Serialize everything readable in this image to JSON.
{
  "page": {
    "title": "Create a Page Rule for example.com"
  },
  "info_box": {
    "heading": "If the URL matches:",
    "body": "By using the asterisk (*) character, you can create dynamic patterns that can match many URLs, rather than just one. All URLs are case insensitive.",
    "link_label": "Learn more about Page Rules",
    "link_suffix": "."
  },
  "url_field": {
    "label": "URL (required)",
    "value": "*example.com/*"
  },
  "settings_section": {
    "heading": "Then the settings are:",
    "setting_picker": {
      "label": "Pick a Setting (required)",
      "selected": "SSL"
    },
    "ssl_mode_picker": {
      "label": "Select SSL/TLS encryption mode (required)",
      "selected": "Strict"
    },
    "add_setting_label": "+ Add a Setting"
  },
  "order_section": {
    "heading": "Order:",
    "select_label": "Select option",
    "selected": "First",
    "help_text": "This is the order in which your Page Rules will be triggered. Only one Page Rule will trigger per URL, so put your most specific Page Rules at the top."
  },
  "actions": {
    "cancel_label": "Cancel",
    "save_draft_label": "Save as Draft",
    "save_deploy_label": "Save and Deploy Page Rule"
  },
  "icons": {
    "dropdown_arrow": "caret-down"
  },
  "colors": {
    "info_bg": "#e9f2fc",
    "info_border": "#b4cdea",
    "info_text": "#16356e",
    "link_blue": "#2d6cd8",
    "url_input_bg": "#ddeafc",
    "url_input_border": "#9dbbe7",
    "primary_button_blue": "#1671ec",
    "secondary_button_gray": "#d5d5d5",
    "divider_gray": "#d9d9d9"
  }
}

* * *

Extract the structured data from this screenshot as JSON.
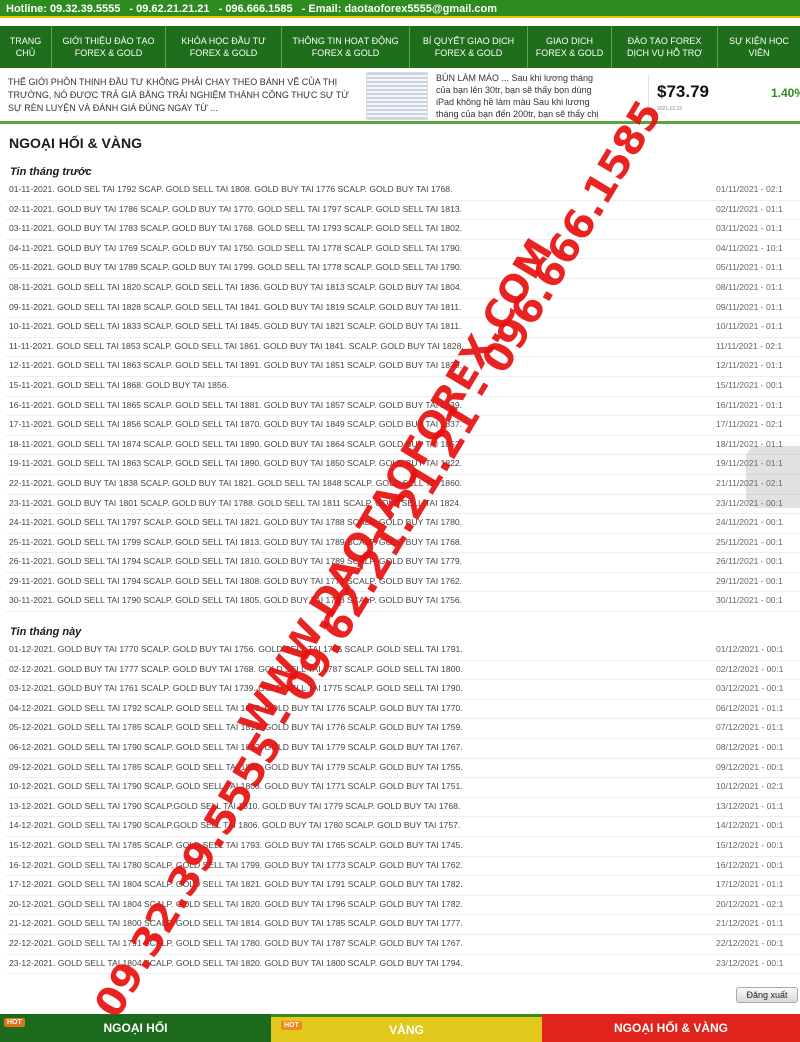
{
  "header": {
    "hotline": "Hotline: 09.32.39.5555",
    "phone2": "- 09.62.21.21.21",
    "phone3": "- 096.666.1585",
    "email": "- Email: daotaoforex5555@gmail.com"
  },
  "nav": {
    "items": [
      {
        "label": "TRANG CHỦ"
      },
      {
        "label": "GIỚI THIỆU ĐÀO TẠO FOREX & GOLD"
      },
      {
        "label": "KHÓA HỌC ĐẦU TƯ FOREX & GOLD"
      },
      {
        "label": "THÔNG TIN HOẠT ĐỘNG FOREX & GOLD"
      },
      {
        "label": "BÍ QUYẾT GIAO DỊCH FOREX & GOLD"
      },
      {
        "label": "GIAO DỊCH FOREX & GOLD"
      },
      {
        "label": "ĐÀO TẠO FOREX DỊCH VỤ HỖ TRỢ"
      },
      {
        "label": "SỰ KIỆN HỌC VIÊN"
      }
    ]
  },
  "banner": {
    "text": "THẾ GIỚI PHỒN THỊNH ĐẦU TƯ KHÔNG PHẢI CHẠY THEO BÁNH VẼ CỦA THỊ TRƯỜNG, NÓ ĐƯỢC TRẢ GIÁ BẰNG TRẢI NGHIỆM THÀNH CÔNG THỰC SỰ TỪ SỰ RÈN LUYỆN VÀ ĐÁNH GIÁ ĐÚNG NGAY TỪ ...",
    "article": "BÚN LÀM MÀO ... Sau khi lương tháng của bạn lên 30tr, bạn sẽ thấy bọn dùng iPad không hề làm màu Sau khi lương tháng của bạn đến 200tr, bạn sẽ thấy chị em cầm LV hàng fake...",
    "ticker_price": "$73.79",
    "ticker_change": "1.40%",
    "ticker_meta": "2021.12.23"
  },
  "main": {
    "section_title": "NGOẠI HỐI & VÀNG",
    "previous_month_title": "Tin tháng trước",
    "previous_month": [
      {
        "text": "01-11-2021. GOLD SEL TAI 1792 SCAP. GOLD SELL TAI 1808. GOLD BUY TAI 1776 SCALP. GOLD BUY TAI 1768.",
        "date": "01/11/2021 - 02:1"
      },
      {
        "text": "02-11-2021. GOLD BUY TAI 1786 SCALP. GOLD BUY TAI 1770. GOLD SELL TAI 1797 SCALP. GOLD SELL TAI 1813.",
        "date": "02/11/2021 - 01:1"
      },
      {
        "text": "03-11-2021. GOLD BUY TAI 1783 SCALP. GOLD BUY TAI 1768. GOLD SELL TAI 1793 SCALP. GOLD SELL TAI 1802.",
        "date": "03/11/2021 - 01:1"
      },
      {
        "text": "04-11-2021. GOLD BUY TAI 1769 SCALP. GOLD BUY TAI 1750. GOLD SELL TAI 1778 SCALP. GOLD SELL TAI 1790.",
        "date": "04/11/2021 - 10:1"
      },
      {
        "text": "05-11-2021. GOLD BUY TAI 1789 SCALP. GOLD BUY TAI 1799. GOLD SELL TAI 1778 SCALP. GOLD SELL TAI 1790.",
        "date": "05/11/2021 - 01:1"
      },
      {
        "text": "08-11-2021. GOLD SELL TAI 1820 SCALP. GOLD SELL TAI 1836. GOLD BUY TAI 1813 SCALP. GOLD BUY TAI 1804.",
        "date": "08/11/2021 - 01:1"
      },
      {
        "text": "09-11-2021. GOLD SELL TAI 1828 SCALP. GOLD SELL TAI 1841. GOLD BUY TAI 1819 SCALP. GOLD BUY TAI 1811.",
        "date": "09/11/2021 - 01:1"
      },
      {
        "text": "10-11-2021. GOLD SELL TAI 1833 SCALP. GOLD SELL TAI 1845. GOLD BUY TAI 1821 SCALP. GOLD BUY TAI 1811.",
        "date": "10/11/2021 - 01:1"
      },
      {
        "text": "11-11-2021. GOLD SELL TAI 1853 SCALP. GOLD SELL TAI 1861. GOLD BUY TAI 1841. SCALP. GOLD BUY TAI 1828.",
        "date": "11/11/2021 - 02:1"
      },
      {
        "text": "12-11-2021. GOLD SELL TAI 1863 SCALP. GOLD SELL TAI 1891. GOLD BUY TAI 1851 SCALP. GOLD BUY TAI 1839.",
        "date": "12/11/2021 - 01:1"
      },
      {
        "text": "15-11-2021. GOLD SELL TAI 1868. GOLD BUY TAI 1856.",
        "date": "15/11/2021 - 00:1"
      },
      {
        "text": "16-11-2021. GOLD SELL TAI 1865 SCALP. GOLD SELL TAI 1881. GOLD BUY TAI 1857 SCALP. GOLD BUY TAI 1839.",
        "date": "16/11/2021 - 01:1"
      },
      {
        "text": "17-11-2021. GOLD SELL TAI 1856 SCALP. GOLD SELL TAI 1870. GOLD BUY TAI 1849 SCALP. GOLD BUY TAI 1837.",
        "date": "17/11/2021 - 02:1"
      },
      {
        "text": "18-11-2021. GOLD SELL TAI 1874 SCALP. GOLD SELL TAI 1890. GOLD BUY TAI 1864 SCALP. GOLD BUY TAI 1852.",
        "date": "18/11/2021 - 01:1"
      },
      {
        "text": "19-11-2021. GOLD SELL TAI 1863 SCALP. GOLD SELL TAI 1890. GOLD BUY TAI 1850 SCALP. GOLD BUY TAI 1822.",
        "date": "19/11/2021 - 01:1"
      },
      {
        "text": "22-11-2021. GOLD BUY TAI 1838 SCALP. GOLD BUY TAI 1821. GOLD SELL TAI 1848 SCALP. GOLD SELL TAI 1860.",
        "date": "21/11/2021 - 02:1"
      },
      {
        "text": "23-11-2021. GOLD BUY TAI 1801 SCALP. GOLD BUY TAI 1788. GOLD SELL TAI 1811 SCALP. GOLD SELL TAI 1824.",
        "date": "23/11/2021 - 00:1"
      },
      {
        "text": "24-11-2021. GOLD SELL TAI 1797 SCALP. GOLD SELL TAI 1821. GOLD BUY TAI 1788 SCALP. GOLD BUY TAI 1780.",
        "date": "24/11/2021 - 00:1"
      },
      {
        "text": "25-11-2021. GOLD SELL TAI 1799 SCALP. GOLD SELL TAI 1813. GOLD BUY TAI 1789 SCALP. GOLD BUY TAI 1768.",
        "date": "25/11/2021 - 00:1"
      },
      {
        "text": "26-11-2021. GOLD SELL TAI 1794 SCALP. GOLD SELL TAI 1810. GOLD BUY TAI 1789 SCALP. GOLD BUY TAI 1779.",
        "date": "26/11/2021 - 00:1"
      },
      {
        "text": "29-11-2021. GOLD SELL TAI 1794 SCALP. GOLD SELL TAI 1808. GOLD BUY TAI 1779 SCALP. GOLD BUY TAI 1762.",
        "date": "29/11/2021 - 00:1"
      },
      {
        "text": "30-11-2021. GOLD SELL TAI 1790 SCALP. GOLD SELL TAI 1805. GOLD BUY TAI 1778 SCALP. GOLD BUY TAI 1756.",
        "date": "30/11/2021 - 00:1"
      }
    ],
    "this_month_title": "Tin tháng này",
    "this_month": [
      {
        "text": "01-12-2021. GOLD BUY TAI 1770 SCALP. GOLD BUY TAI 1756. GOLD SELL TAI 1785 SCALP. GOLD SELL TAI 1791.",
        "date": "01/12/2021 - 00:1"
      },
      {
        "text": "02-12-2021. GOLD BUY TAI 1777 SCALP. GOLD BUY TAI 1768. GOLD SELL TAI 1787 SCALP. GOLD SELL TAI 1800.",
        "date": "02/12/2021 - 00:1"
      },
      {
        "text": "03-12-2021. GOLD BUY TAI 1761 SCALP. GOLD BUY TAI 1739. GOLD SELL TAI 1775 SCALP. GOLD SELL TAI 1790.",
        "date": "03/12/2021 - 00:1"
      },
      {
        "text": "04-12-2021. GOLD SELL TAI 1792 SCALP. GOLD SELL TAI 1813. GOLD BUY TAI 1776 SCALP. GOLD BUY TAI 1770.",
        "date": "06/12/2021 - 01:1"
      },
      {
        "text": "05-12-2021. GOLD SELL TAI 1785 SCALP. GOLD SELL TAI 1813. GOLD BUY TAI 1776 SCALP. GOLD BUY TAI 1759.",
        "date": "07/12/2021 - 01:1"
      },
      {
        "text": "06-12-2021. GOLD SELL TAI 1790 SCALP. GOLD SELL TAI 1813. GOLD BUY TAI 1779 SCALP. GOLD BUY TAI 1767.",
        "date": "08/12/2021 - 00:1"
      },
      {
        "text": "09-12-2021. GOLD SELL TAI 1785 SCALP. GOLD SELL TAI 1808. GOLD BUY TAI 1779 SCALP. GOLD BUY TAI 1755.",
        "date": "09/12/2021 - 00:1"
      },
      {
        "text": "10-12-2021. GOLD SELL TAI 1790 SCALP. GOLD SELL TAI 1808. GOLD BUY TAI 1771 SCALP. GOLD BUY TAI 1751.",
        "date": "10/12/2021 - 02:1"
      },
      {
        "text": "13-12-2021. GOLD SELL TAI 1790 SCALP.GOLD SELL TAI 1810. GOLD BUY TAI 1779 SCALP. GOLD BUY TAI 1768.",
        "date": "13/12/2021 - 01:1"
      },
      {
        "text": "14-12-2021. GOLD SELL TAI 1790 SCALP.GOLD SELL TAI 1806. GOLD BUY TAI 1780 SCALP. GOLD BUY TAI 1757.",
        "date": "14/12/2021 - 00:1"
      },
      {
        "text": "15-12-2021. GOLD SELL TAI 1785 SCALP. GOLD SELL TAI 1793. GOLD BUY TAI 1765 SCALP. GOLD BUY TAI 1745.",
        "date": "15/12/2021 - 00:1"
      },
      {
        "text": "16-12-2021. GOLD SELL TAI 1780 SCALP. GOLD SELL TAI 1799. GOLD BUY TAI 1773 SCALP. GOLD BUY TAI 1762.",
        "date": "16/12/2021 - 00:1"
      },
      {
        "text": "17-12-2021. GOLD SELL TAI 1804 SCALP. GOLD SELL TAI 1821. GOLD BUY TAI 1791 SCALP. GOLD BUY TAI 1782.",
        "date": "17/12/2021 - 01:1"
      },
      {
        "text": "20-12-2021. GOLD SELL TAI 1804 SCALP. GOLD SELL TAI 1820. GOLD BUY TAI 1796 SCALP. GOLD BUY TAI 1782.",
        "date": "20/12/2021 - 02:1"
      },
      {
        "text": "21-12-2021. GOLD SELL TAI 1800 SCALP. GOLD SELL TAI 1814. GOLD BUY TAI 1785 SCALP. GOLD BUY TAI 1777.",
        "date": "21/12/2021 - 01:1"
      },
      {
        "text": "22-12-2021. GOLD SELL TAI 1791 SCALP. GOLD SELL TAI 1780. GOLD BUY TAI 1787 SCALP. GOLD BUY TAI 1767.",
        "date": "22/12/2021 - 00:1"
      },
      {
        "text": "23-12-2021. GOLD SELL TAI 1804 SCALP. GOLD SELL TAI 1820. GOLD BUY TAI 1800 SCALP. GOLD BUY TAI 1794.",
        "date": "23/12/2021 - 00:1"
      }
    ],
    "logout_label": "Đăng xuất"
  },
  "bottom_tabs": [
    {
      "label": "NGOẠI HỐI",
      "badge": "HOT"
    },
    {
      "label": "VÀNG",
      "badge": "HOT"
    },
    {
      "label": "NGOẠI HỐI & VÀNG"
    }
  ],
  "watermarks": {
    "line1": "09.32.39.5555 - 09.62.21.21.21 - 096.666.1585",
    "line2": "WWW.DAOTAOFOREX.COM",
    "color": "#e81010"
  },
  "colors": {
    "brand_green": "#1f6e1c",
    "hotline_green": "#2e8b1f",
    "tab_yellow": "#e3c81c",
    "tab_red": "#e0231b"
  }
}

Problem requirements:
Extract each line from the entries above that contains the string "tháng".

Solution to the problem:
    "article": "BÚN LÀM MÀO ... Sau khi lương tháng của bạn lên 30tr, bạn sẽ thấy bọn dùng iPad không hề làm màu Sau khi lương tháng của bạn đến 200tr, bạn sẽ thấy chị em cầm LV hàng fake...",
    "previous_month_title": "Tin tháng trước",
    "this_month_title": "Tin tháng này",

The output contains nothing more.